* [Extracted records]:
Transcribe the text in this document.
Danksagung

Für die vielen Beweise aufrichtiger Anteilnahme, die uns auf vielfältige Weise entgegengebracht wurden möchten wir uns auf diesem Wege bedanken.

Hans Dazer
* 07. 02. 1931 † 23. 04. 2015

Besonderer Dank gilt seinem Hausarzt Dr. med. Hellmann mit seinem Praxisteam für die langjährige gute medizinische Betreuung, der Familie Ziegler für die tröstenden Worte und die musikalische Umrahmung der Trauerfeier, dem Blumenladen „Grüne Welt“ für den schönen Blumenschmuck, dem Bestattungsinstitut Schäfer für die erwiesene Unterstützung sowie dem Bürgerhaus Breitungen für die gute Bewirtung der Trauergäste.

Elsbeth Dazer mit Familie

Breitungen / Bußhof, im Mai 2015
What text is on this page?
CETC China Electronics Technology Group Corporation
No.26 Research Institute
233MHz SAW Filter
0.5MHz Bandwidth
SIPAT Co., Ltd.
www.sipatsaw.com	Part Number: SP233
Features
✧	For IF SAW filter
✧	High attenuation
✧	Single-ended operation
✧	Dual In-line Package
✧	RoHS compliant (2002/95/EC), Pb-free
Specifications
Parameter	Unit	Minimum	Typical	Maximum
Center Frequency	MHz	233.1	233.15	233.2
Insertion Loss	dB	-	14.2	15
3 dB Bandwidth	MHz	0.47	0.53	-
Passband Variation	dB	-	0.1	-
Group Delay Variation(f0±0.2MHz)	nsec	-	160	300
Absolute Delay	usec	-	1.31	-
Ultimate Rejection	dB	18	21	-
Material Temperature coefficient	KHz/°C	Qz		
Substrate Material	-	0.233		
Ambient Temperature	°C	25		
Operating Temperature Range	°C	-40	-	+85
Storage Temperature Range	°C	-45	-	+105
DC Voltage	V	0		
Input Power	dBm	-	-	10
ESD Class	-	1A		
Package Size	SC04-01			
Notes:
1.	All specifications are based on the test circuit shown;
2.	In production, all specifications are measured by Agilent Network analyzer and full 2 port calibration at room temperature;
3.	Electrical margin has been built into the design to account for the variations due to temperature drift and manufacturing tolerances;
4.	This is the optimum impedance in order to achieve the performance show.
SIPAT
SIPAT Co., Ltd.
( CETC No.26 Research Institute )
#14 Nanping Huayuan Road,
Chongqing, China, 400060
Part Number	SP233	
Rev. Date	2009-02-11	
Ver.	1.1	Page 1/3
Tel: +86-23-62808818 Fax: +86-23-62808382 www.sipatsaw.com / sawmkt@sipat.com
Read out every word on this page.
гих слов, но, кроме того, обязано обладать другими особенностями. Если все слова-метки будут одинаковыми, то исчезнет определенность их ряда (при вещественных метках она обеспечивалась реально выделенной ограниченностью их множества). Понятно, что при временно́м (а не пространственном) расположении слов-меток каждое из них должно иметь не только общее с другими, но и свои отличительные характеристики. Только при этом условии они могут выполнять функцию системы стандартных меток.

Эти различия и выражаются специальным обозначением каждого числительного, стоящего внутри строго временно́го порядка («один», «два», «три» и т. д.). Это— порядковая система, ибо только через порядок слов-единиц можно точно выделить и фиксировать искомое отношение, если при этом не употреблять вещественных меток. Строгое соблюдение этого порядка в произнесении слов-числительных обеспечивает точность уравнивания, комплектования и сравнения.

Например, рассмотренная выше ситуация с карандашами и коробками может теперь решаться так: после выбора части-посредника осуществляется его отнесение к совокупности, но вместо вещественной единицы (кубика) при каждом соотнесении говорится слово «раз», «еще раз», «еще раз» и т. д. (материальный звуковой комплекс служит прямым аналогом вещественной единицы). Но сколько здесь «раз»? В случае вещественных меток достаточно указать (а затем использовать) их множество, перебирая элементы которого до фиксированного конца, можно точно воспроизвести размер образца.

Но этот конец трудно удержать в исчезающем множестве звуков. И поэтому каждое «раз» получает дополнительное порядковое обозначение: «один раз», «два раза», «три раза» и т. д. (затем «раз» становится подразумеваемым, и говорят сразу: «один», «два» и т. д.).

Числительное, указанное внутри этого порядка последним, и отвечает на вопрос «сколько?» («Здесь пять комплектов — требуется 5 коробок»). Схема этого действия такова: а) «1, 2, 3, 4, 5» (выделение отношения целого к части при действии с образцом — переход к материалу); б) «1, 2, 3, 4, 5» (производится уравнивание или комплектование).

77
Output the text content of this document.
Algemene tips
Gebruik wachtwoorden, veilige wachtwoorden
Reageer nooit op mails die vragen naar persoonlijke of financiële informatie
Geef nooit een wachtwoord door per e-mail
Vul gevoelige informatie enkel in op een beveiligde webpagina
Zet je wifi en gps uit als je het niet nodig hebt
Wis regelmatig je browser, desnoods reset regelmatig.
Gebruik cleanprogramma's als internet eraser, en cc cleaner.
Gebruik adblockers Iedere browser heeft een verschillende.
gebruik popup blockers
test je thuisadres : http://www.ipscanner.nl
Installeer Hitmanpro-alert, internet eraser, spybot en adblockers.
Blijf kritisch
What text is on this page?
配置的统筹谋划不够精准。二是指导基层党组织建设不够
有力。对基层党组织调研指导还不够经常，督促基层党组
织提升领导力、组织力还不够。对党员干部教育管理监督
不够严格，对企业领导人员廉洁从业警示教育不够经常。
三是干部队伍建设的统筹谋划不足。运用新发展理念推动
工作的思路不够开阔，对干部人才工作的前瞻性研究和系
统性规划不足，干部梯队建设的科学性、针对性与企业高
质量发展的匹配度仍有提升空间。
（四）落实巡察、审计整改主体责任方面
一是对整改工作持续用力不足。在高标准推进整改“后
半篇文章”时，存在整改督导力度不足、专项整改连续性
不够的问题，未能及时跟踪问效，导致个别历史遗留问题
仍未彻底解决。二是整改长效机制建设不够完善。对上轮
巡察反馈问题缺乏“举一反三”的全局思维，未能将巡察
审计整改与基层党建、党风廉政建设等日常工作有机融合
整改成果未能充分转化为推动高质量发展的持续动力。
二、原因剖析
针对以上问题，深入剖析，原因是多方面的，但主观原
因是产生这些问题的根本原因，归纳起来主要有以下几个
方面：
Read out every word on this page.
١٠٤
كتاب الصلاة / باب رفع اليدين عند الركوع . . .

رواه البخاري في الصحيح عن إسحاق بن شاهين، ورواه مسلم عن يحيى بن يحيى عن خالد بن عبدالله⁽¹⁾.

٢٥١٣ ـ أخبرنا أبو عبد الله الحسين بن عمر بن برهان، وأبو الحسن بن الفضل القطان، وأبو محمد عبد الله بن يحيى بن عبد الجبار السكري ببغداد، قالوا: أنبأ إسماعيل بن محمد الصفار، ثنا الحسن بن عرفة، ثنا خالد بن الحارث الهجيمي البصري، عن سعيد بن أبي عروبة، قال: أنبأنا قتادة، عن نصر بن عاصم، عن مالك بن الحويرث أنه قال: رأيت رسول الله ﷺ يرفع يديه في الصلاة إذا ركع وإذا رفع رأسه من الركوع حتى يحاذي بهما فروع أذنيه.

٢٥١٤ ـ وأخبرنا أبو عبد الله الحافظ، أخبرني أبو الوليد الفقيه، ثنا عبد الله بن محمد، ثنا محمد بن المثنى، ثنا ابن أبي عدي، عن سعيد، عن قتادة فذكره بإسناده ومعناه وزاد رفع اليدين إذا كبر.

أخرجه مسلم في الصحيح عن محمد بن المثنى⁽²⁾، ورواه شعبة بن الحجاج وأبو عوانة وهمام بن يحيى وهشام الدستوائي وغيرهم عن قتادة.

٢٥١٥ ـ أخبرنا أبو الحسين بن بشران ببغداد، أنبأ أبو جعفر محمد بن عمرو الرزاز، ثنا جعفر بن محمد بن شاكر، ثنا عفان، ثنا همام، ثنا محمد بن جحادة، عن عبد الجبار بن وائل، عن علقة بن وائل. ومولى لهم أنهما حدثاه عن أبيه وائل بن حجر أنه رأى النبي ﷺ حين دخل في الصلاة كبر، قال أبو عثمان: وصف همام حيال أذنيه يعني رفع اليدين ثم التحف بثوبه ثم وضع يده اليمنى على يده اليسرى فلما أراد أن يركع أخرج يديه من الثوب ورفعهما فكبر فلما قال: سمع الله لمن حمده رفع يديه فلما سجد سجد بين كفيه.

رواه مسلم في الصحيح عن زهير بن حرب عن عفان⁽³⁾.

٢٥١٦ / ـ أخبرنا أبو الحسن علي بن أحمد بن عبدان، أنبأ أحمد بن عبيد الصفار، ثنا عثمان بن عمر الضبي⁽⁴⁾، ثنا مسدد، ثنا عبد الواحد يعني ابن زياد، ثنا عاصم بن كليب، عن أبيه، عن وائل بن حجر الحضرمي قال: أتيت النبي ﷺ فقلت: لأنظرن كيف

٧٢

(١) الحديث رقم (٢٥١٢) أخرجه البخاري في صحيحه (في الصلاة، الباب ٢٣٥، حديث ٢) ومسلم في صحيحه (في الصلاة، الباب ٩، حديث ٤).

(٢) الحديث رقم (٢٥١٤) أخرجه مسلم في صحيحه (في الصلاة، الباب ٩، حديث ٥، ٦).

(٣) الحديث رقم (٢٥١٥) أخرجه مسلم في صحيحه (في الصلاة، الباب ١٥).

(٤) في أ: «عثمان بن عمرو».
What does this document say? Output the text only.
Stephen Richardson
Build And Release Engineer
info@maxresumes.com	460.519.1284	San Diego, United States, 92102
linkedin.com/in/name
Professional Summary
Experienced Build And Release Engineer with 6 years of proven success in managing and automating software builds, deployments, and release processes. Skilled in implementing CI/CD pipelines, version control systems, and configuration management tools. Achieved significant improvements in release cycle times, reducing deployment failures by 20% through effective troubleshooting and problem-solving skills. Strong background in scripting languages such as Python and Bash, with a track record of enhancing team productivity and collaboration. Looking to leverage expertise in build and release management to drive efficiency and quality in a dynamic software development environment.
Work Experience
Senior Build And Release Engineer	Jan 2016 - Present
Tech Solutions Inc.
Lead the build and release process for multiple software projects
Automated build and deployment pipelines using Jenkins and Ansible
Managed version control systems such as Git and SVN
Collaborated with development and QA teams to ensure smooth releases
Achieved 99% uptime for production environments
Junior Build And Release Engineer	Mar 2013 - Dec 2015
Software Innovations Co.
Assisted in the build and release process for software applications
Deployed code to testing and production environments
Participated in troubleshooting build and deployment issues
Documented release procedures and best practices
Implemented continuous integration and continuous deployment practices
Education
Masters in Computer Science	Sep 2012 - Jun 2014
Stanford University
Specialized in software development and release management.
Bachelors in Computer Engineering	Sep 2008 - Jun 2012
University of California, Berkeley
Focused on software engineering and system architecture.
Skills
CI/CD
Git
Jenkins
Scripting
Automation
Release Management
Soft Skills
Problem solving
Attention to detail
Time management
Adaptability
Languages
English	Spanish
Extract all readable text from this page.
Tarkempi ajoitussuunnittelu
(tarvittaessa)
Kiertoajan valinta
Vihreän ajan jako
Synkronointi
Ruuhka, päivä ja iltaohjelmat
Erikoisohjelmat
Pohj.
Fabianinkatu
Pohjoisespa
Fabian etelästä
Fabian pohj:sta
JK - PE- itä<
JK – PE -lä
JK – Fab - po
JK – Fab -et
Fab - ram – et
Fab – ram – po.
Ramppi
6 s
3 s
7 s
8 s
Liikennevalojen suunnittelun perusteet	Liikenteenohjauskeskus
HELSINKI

* [What is asked]:
Identify every line where the string "systems" appears.

* [Answer]:
Experienced Build And Release Engineer with 6 years of proven success in managing and automating software builds, deployments, and release processes. Skilled in implementing CI/CD pipelines, version control systems, and configuration management tools. Achieved significant improvements in release cycle times, reducing deployment failures by 20% through effective troubleshooting and problem-solving skills. Strong background in scripting languages such as Python and Bash, with a track record of enhancing team productivity and collaboration. Looking to leverage expertise in build and release management to drive efficiency and quality in a dynamic software development environment.
Managed version control systems such as Git and SVN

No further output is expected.